Problem — Look through the material below and give the number of lines holding "features", with no other words.

** START **

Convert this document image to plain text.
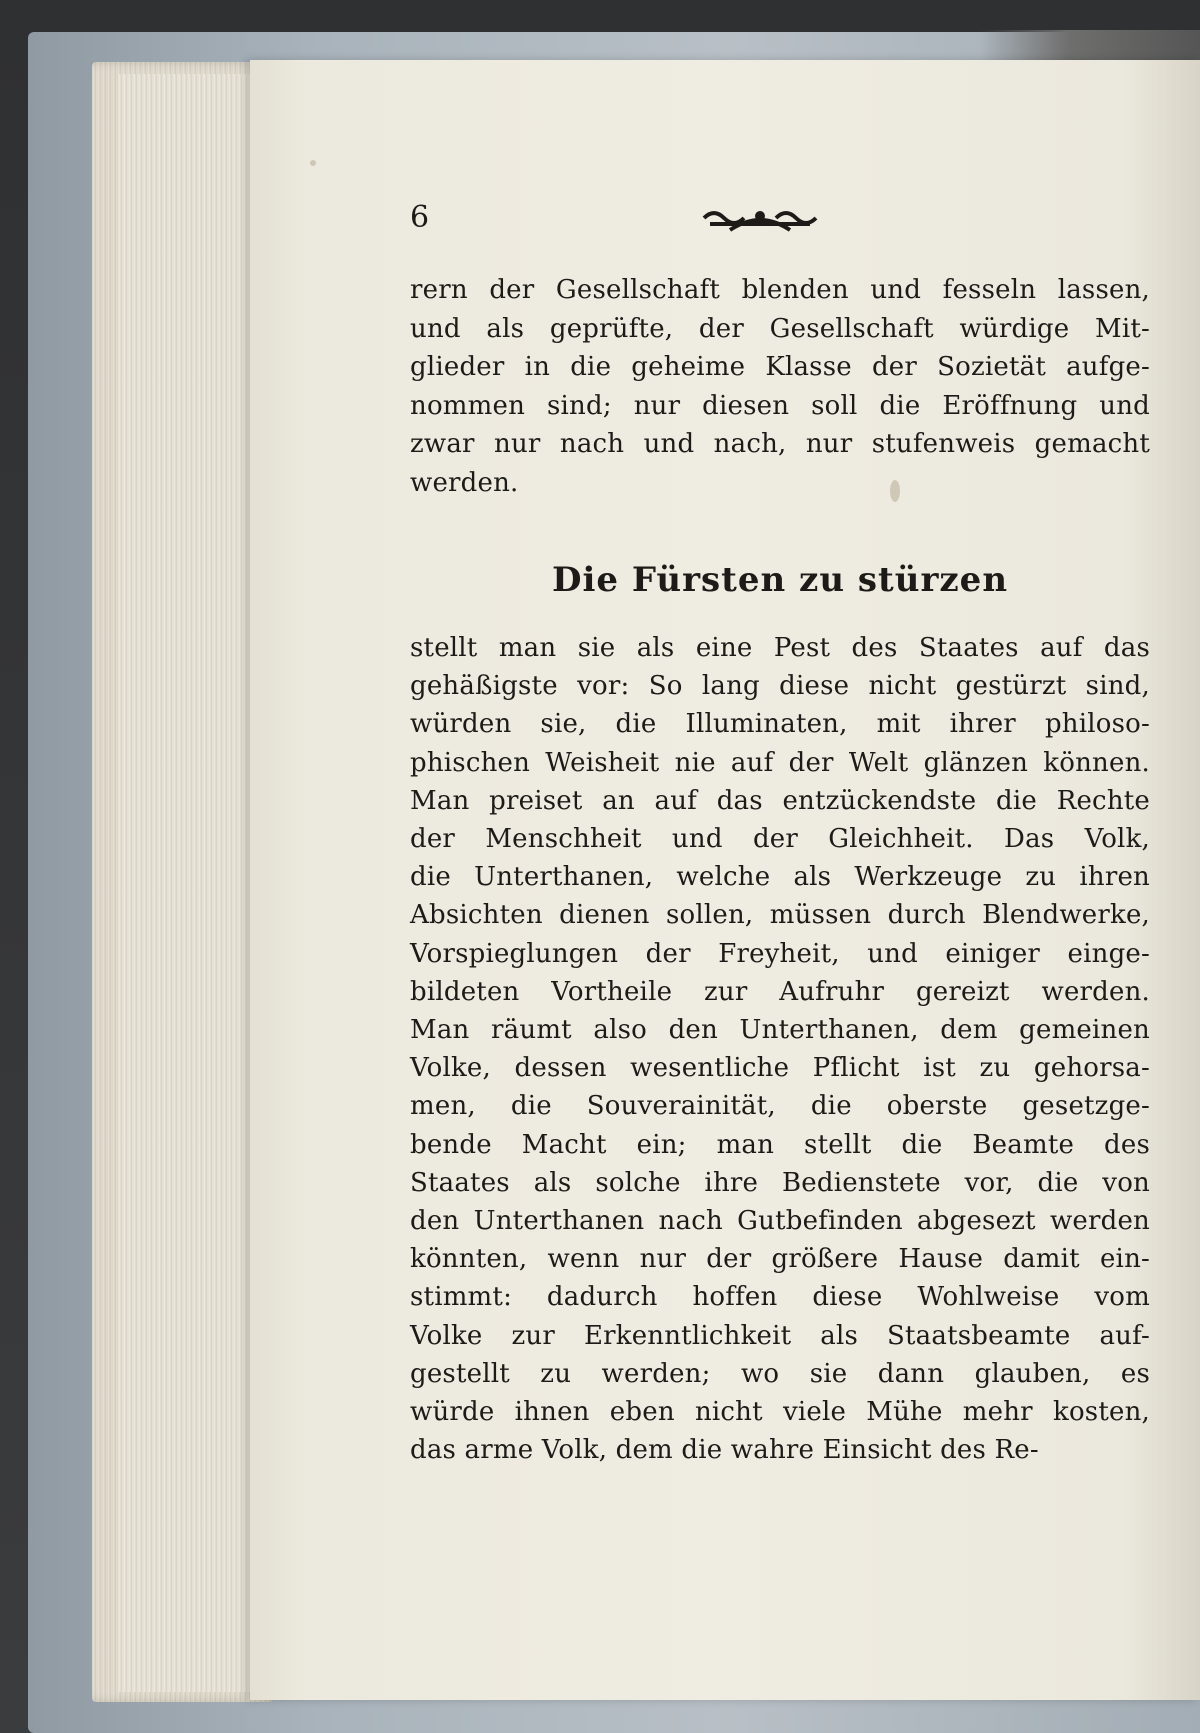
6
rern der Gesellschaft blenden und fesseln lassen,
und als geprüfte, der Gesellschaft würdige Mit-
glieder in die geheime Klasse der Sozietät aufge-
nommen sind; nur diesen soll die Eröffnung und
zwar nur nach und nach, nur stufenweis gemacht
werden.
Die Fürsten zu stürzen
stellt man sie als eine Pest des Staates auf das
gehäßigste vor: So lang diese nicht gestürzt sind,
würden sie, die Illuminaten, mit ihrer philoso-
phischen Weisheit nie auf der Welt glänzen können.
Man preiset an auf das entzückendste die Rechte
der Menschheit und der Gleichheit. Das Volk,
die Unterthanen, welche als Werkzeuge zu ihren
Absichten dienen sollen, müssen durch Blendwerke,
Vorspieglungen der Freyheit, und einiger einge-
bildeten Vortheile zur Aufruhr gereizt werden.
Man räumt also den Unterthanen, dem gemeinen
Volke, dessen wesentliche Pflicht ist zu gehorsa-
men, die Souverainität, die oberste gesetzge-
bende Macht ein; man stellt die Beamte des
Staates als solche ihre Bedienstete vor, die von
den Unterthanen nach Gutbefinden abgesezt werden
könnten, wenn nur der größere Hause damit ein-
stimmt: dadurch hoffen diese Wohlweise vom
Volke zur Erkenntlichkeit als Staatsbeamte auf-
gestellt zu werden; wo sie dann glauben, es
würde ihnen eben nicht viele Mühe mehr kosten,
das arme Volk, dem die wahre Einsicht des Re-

** END **
** START **

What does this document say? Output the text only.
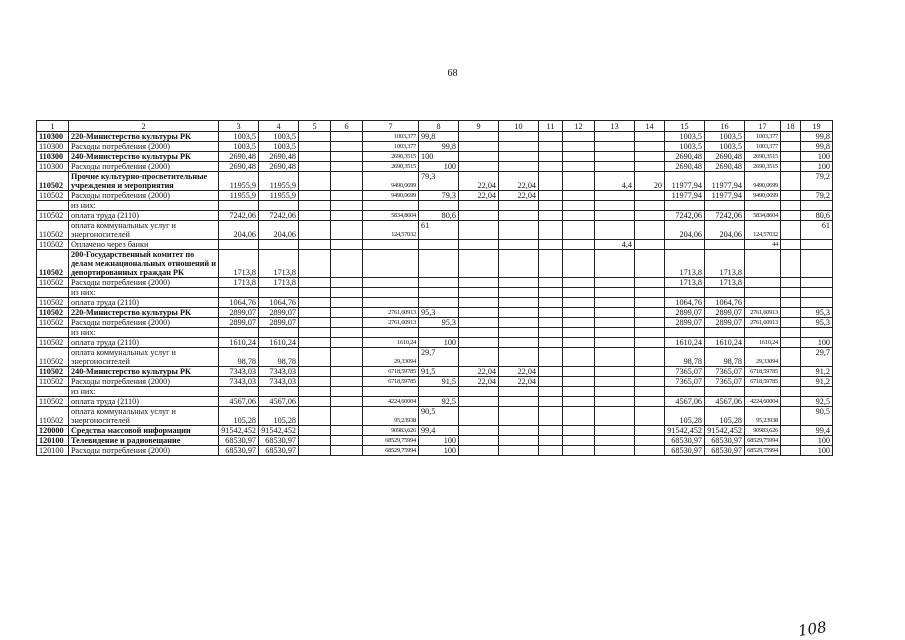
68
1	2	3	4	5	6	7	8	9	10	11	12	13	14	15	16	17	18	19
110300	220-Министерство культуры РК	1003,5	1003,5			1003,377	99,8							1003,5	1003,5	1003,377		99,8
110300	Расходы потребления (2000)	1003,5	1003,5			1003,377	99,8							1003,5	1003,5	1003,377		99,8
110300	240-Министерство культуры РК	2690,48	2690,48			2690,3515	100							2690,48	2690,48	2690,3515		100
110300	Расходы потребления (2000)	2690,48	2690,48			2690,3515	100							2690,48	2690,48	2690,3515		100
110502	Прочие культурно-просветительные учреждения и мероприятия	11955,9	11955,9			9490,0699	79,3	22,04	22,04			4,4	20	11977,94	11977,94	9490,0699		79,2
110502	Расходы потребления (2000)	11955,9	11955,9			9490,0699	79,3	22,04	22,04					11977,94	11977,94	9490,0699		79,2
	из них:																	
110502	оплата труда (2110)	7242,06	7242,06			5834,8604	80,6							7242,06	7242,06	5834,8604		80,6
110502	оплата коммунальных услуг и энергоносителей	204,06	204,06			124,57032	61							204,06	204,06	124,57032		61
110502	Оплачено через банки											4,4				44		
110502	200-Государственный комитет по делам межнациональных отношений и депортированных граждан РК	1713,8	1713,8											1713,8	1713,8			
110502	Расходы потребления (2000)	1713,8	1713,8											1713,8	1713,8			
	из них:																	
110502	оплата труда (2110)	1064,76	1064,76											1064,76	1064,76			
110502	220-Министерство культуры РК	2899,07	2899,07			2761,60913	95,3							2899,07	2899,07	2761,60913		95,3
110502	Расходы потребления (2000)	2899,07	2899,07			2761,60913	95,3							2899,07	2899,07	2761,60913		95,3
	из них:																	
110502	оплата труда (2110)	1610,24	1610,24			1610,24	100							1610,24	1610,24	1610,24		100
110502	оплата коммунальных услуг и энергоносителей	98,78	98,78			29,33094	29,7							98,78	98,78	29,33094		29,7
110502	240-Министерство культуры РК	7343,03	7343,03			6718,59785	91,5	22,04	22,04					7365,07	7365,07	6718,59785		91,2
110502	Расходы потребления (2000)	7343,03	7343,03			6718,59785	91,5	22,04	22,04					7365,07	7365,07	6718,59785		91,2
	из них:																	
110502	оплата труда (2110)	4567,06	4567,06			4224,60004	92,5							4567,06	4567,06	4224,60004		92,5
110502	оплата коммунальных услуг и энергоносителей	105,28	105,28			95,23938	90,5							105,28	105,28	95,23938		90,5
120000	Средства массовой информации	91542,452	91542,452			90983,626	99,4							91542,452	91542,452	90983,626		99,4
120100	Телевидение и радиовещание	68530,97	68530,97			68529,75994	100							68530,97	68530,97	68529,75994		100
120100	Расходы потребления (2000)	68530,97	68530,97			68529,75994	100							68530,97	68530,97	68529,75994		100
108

** END **
** START **

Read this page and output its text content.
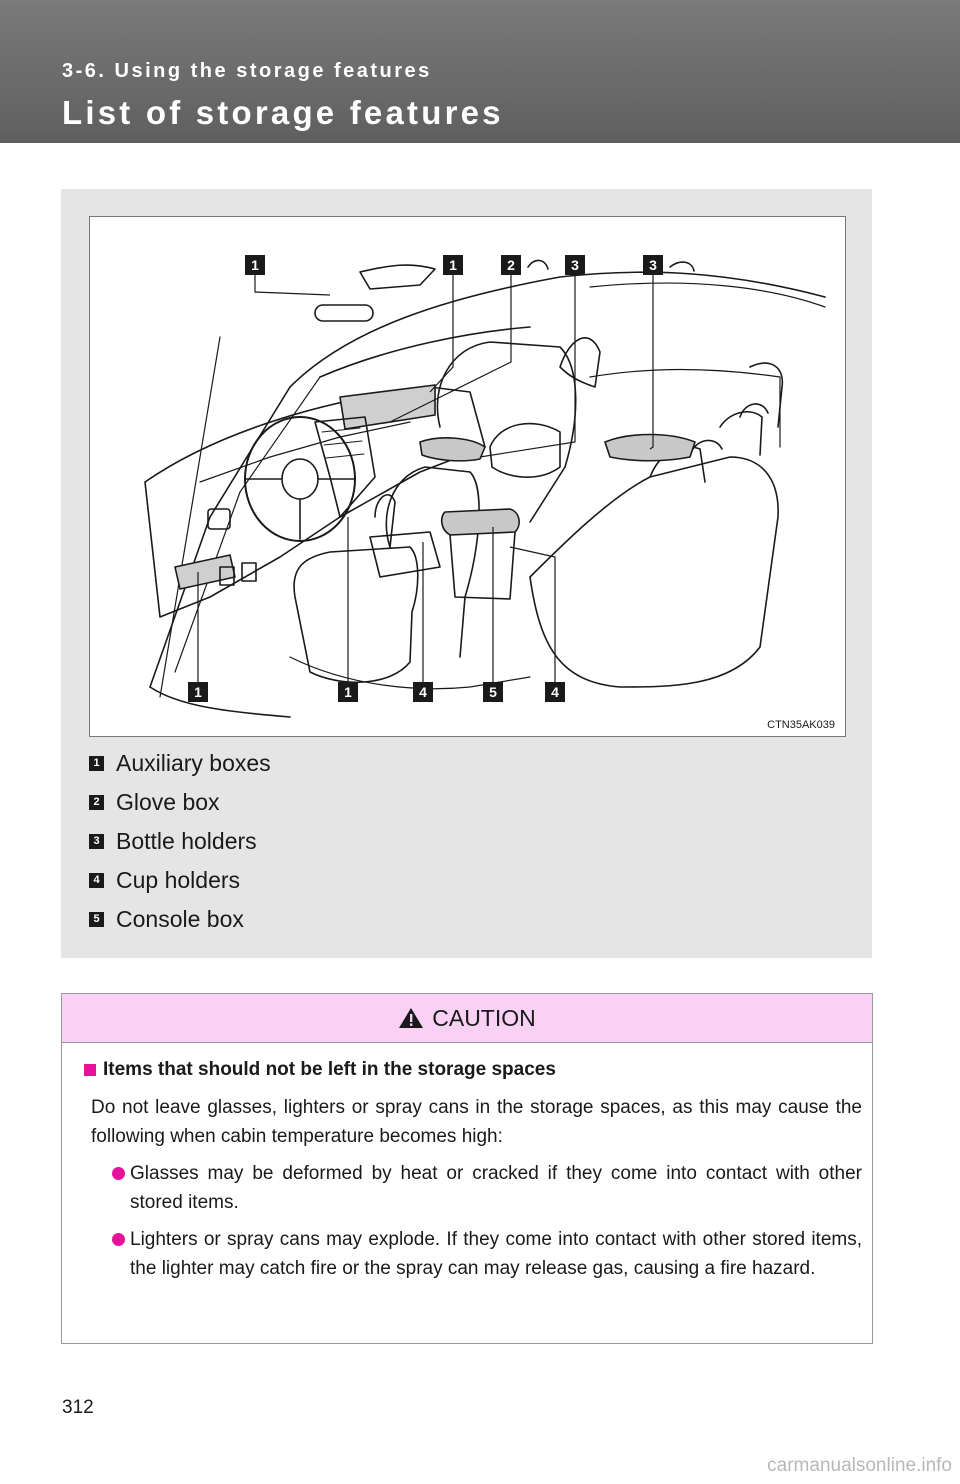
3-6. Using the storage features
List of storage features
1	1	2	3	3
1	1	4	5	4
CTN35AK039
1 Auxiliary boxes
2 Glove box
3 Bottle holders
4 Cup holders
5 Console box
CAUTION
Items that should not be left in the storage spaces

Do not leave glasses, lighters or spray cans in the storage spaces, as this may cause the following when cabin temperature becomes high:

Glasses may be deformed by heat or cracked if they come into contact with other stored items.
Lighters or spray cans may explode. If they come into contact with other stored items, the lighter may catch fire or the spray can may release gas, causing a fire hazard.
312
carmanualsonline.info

** END **

Completed exercise — 2